Exercise task ->
Pull out every line containing the string "JSON".

(Stored records)

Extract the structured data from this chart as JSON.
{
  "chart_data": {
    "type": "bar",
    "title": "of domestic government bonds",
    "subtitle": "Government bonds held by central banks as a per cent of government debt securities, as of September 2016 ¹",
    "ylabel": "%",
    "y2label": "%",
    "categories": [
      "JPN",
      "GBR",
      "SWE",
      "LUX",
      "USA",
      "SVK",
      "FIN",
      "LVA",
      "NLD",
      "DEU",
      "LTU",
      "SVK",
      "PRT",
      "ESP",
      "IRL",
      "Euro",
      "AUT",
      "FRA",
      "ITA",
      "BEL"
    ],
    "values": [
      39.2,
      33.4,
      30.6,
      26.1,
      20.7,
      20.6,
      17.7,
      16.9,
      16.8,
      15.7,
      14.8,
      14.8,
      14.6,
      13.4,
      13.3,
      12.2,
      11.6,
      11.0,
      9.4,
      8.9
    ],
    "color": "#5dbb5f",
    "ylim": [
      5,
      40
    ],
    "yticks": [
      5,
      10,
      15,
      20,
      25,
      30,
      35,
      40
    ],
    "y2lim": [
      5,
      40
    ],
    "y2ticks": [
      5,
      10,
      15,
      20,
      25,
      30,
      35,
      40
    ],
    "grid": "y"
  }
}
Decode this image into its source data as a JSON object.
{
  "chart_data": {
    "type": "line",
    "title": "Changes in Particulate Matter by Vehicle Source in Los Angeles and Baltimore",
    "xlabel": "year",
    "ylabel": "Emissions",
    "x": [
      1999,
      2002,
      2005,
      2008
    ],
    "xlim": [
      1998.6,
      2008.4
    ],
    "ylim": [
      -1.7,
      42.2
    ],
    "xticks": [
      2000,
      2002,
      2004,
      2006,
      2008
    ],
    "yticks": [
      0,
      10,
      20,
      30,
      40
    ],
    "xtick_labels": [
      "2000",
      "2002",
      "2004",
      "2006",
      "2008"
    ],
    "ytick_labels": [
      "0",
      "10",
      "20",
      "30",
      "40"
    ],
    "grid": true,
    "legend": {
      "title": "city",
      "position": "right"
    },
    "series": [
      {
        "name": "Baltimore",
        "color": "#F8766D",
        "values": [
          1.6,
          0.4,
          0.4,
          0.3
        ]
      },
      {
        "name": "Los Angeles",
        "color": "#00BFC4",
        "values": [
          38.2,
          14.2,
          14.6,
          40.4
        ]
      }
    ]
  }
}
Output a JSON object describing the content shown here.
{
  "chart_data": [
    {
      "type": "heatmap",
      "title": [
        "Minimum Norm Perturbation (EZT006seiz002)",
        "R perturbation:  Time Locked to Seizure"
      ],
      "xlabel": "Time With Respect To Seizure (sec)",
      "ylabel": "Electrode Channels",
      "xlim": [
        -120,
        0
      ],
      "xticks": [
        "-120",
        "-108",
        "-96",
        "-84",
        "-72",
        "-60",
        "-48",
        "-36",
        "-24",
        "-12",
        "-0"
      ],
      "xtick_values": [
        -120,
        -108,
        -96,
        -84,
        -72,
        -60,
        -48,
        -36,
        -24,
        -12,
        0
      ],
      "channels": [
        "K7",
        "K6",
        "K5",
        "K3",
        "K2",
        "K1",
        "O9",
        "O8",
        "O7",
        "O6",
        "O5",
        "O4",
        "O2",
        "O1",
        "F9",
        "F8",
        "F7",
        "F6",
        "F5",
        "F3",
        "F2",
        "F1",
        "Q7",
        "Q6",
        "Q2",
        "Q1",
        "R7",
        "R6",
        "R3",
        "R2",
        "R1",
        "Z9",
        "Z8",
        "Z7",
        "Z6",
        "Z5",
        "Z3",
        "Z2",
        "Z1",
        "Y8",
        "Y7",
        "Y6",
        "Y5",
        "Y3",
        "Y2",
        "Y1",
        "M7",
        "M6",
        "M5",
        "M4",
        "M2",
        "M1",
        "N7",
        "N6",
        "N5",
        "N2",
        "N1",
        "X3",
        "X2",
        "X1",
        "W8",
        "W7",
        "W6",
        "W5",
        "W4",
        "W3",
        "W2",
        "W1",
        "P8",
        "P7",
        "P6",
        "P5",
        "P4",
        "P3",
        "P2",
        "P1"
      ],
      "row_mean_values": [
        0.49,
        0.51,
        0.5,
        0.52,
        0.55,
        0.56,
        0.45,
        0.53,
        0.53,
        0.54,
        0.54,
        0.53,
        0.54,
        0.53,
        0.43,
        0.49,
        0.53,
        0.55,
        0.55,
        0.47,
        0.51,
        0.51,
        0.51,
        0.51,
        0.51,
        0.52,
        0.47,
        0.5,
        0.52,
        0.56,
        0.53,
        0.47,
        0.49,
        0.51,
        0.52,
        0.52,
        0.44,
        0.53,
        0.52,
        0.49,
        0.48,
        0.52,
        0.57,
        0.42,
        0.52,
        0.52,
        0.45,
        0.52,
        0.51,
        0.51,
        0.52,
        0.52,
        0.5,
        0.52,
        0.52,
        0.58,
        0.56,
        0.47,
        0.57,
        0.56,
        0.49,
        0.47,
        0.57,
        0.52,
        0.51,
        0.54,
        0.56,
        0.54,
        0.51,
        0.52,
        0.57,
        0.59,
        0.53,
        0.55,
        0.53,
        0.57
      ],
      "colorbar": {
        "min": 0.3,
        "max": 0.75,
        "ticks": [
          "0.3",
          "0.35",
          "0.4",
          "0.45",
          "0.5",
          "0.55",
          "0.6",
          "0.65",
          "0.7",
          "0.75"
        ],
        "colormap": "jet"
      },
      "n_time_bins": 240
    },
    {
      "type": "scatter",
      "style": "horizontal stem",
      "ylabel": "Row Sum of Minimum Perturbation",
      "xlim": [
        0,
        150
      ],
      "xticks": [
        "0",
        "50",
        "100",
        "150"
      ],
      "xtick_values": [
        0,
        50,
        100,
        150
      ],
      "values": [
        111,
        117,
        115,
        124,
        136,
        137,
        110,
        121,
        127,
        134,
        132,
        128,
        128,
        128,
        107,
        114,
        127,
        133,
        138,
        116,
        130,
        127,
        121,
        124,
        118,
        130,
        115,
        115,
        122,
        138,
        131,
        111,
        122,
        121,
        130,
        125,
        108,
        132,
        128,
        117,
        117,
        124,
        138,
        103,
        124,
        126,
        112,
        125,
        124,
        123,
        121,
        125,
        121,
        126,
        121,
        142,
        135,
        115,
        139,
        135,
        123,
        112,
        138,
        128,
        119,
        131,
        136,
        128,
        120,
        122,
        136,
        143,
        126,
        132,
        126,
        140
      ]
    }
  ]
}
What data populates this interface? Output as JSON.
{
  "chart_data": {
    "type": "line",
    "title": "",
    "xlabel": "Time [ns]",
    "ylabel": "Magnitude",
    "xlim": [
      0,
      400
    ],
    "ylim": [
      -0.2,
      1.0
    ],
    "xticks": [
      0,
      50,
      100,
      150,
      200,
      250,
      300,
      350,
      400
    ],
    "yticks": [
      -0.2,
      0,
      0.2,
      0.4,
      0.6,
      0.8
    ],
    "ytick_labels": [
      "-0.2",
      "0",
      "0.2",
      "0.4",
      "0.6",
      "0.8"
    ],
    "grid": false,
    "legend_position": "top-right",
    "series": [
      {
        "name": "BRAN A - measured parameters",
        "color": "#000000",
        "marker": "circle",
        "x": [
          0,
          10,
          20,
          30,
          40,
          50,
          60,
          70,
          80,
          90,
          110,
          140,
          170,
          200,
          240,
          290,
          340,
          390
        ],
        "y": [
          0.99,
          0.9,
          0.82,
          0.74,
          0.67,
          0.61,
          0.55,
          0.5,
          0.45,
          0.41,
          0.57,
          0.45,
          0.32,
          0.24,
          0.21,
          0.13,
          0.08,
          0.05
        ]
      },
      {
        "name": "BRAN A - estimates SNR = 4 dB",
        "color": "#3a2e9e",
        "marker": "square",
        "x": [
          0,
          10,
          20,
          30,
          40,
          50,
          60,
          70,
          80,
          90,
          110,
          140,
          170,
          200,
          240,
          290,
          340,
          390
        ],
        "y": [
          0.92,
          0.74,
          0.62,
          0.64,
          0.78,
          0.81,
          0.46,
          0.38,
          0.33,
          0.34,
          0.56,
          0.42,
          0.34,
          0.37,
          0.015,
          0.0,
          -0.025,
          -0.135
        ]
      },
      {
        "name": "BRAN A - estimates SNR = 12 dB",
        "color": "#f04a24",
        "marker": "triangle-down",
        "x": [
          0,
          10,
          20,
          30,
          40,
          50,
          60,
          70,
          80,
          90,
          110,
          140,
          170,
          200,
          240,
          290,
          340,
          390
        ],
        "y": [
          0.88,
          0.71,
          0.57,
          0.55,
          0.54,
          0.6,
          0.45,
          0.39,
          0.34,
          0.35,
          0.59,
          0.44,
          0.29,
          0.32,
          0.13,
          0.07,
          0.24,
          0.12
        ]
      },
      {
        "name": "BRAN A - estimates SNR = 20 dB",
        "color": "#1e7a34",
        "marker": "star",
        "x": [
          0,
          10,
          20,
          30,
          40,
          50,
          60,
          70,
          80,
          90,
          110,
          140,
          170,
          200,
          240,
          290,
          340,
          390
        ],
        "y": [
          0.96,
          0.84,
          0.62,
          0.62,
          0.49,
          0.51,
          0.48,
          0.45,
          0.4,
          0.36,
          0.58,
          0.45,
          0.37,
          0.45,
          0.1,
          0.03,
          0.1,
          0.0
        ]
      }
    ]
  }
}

Expected answer ->
Extract the structured data from this chart as JSON.
Decode this image into its source data as a JSON object.
Output a JSON object describing the content shown here.
What data populates this interface? Output as JSON.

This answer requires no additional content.